Report only the number of lines in the records that contain the word "subtitle".

───── Records shown ─────

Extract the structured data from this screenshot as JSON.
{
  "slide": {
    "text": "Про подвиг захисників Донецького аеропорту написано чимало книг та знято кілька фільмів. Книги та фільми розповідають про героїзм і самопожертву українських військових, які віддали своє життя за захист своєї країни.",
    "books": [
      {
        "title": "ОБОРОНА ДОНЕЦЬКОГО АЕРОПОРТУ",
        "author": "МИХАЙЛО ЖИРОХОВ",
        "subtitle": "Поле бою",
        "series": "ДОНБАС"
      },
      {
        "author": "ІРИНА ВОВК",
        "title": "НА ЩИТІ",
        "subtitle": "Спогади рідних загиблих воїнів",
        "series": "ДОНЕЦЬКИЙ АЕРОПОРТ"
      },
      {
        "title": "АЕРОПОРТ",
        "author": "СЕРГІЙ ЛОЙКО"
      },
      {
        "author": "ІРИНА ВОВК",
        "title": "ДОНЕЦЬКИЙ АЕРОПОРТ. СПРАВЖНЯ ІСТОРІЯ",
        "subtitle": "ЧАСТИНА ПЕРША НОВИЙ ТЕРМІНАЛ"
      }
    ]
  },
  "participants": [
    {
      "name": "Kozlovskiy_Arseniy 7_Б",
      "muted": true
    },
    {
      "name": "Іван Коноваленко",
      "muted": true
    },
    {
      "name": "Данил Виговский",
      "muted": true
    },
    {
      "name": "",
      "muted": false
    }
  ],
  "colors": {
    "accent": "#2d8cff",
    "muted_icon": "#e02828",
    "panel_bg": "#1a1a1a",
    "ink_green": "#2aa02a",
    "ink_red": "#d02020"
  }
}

─────

* _Output for this exercise_: 3